_What to work on_
Where a line holds the string "this", return that line.
[Start]
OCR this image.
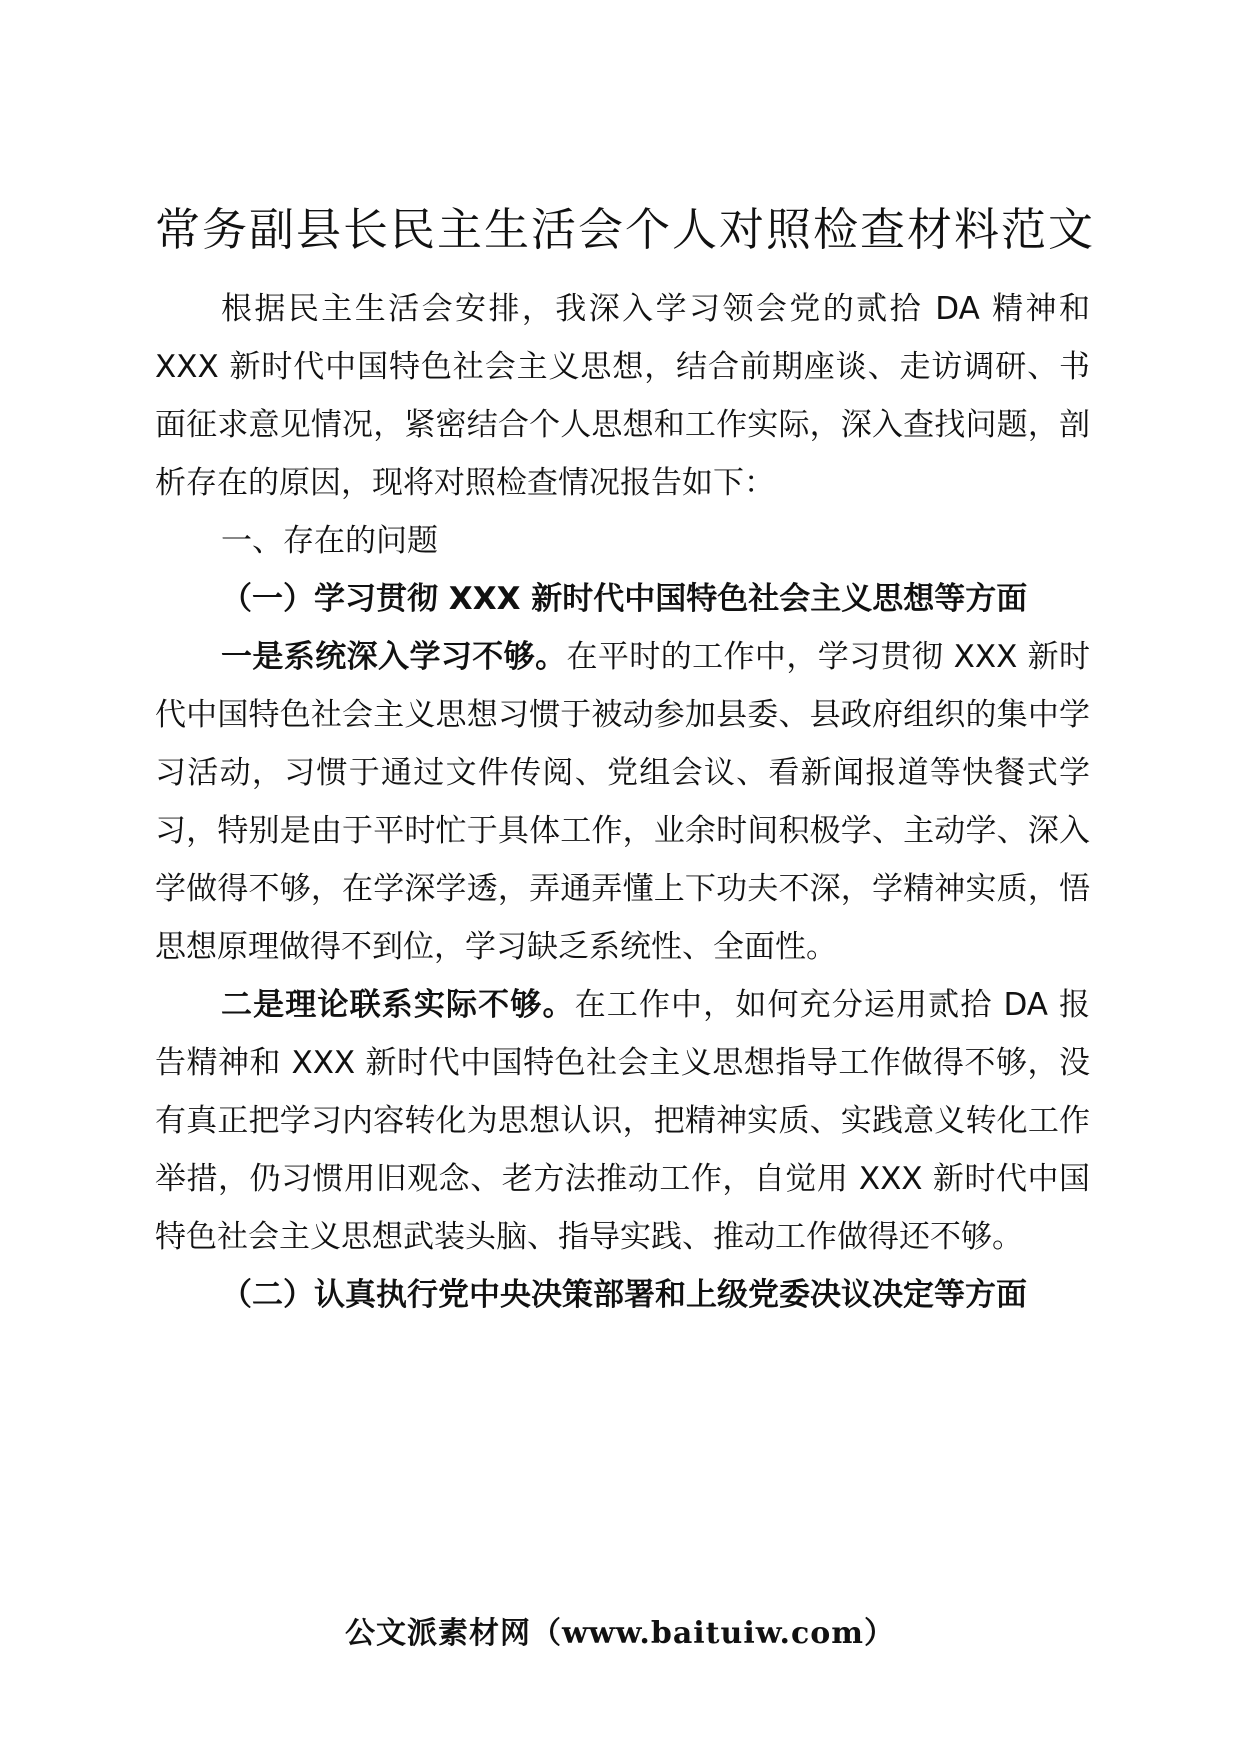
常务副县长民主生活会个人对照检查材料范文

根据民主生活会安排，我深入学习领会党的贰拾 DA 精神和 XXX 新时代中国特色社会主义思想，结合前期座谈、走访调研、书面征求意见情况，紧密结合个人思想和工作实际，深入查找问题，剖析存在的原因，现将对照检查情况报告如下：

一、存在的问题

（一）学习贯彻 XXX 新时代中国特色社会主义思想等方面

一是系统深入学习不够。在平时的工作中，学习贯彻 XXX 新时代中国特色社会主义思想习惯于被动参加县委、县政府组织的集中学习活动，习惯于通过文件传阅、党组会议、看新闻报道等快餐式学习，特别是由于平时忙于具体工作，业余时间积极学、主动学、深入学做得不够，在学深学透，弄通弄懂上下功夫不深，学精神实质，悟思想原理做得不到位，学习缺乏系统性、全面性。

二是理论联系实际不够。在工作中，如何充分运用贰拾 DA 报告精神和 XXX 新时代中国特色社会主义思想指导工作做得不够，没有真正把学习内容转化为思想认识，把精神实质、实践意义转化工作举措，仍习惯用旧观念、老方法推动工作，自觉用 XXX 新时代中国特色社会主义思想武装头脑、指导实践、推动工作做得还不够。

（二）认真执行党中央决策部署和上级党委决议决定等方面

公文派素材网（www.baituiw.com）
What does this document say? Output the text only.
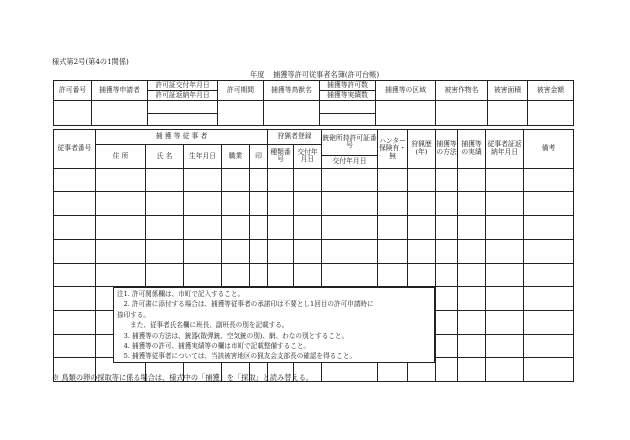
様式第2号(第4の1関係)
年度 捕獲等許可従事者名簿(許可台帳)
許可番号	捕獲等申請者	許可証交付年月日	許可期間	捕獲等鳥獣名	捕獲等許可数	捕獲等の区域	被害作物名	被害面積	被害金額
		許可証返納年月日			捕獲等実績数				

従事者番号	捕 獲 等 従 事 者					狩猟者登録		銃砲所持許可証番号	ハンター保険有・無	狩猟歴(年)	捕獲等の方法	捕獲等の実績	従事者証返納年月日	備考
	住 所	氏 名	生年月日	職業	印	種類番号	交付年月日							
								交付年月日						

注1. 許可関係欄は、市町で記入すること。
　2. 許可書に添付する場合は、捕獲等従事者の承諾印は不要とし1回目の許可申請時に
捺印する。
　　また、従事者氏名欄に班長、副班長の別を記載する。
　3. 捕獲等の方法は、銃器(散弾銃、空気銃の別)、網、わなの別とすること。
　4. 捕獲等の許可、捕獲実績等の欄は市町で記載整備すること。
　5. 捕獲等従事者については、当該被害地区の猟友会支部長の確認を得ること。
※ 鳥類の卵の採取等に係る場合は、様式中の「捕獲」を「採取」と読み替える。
[End]
[Start]
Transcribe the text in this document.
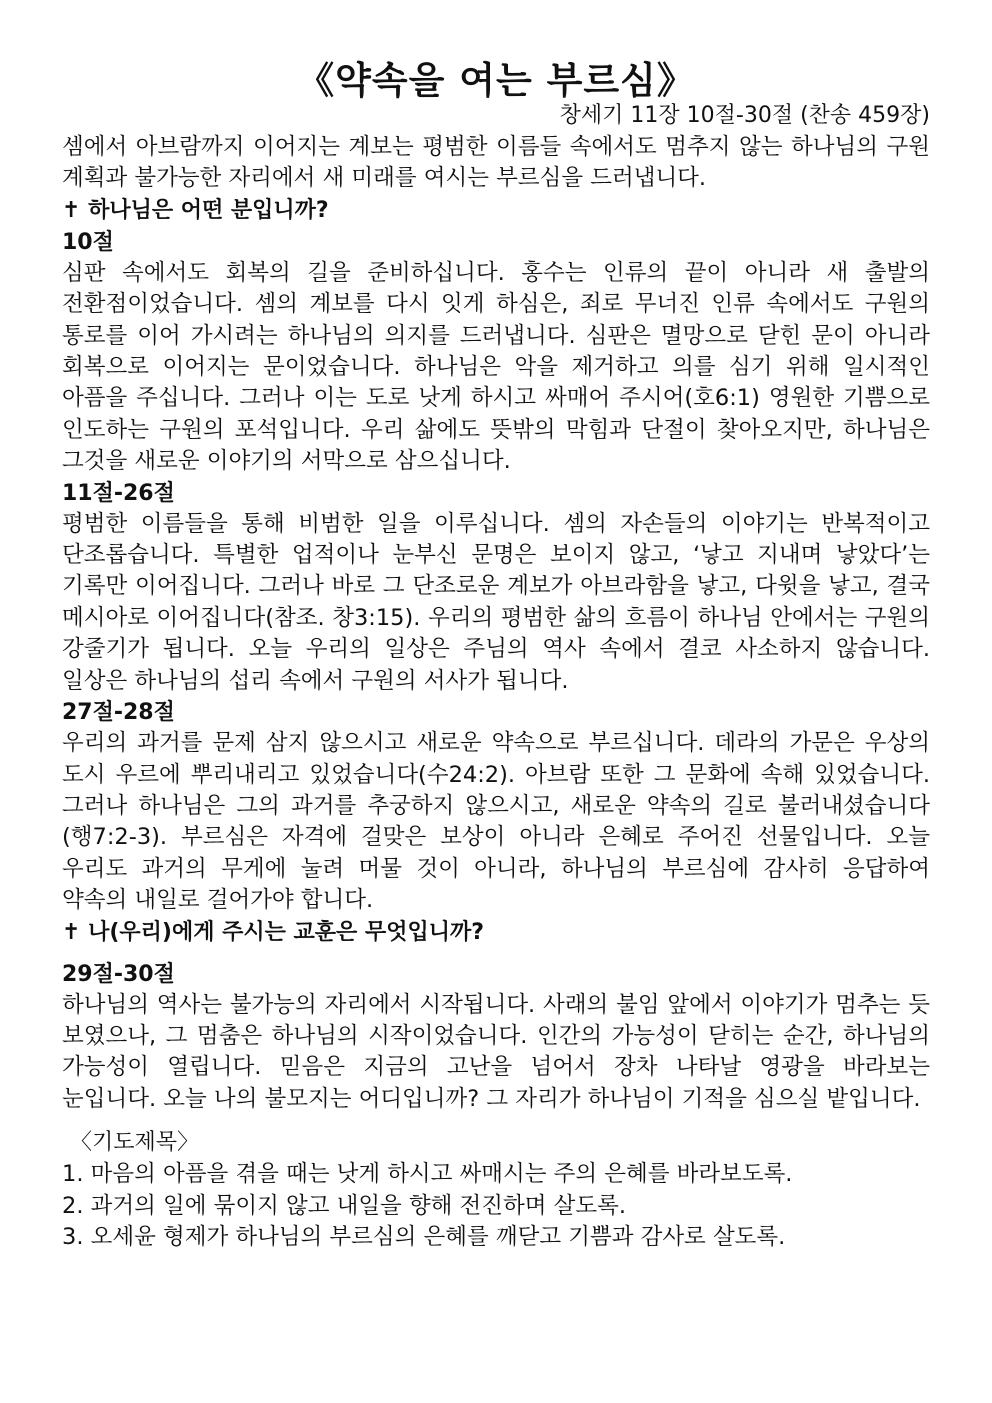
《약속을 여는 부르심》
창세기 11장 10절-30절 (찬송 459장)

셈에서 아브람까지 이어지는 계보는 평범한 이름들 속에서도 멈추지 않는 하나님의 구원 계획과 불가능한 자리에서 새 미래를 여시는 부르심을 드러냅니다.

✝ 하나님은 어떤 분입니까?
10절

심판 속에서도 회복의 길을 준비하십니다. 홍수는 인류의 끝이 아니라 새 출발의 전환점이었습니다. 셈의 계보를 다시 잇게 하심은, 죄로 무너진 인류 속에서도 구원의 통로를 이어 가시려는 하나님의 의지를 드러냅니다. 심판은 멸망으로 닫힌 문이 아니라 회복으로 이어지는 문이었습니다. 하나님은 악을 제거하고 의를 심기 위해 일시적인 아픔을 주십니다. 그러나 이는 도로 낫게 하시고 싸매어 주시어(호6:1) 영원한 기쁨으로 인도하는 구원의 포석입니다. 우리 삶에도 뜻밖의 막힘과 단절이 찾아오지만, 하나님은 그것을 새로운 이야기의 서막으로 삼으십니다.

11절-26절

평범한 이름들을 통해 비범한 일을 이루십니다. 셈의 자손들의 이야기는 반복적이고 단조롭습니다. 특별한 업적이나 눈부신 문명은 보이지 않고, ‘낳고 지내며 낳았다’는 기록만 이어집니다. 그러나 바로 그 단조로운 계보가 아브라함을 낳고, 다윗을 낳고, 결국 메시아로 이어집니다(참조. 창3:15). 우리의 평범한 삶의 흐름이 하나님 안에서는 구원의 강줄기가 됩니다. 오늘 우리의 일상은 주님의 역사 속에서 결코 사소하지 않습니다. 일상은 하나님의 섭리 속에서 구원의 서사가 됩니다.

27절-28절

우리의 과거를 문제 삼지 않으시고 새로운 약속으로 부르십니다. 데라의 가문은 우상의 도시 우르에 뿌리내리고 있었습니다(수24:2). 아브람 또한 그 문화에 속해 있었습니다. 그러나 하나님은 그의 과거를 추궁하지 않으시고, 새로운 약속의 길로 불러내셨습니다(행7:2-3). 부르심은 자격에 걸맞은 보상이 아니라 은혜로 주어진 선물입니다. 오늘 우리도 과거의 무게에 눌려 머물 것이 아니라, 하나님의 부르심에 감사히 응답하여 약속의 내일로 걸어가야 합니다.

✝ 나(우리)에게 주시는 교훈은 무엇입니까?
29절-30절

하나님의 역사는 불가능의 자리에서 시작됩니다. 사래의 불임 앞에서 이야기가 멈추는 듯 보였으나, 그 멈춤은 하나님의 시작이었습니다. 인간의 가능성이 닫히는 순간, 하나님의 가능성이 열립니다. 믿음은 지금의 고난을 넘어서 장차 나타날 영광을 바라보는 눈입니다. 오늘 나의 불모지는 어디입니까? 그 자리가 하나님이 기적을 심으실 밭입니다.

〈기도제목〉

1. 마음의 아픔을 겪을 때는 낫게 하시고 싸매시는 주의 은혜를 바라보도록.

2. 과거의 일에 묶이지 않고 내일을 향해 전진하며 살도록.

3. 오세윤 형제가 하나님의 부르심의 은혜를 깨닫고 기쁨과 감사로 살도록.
[End]
[Start]
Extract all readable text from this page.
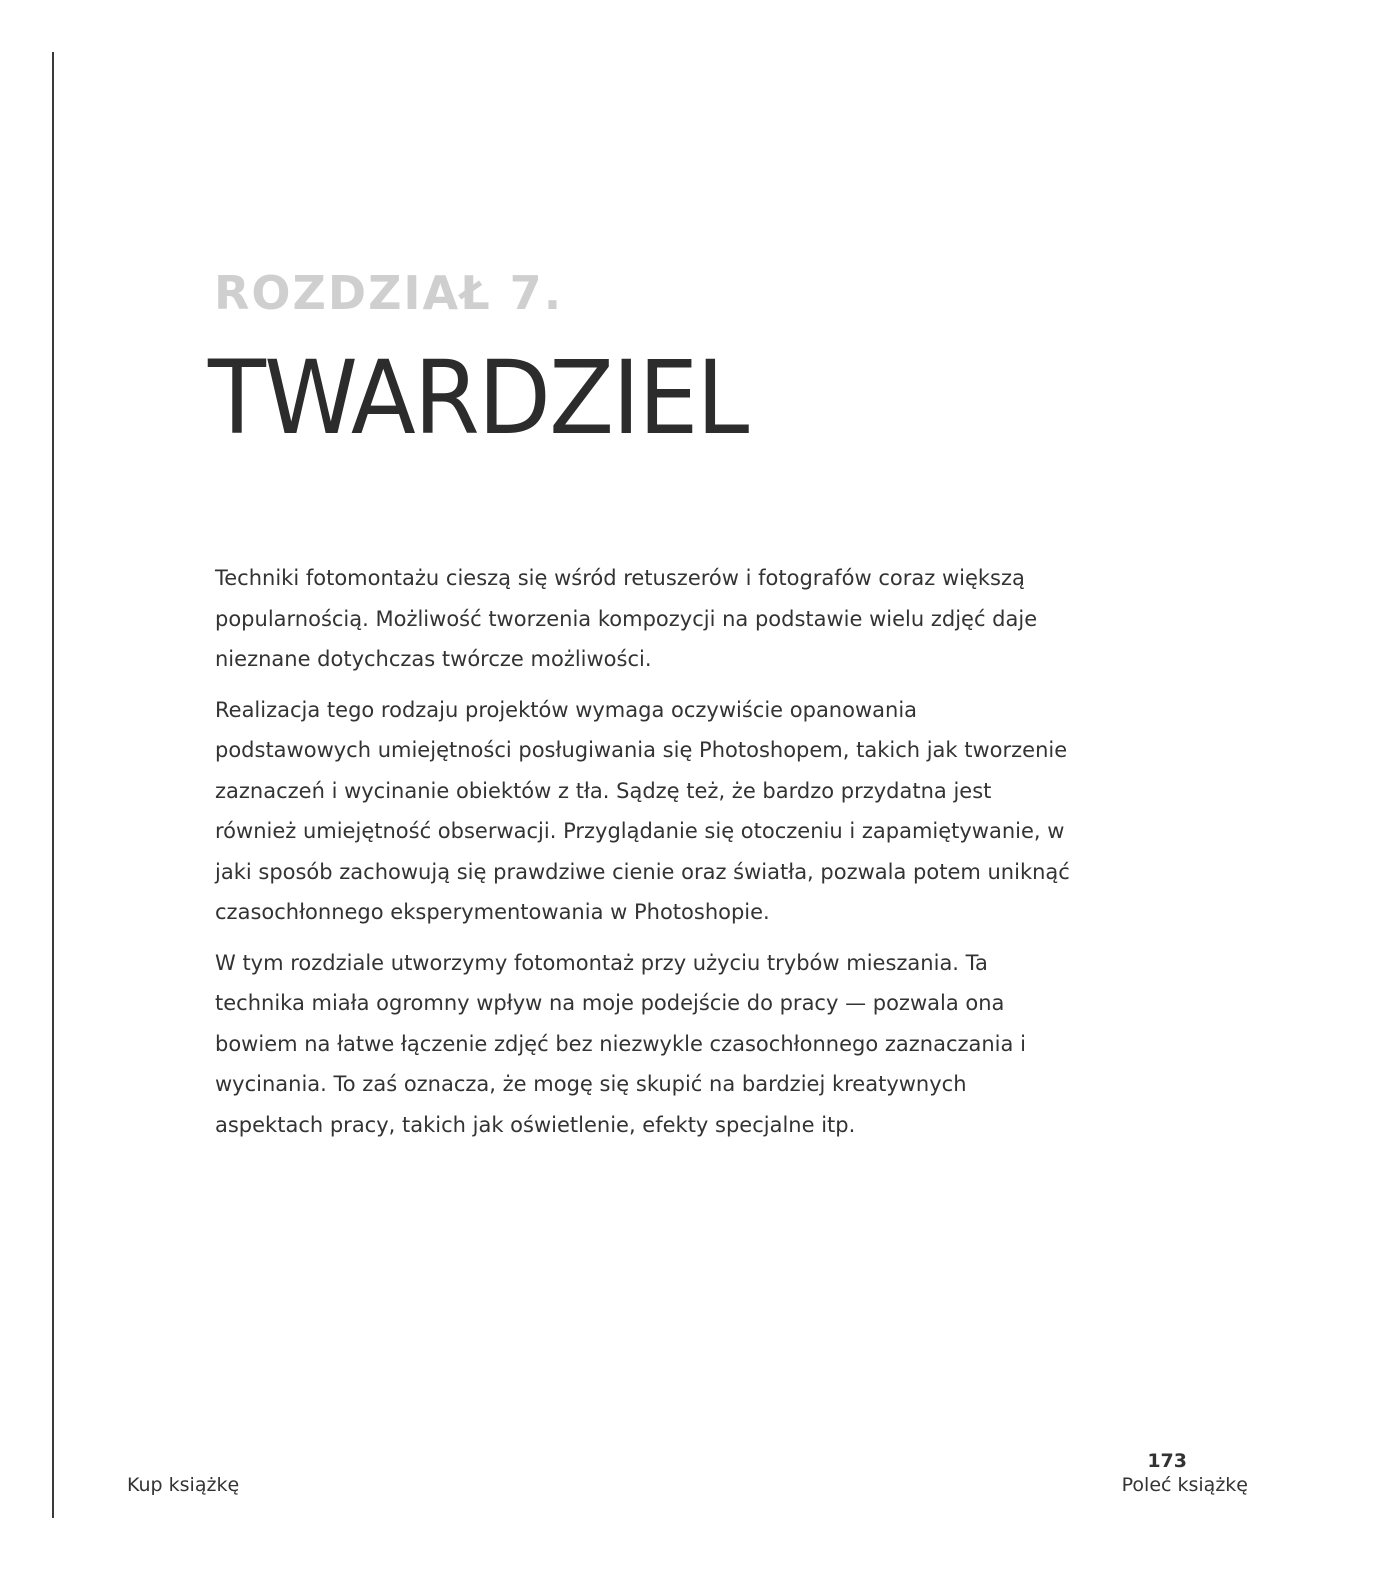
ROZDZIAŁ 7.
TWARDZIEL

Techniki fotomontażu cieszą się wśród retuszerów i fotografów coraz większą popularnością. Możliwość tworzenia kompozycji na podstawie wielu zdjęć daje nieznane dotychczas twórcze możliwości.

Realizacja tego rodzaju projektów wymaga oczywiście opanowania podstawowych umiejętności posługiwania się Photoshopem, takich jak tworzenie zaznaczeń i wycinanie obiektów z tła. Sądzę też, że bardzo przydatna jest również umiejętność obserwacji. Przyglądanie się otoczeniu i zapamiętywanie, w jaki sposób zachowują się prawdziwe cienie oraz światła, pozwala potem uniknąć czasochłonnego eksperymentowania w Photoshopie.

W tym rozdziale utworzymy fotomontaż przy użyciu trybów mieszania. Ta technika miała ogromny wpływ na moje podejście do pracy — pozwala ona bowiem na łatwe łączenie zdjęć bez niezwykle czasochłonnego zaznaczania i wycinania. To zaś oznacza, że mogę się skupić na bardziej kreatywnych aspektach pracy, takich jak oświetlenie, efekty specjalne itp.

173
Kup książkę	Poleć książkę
[End]
_Written answer_
OCR this image.
What does this document say? Output the text only.
Transcribe the text in this document.
Extract all readable text from this page.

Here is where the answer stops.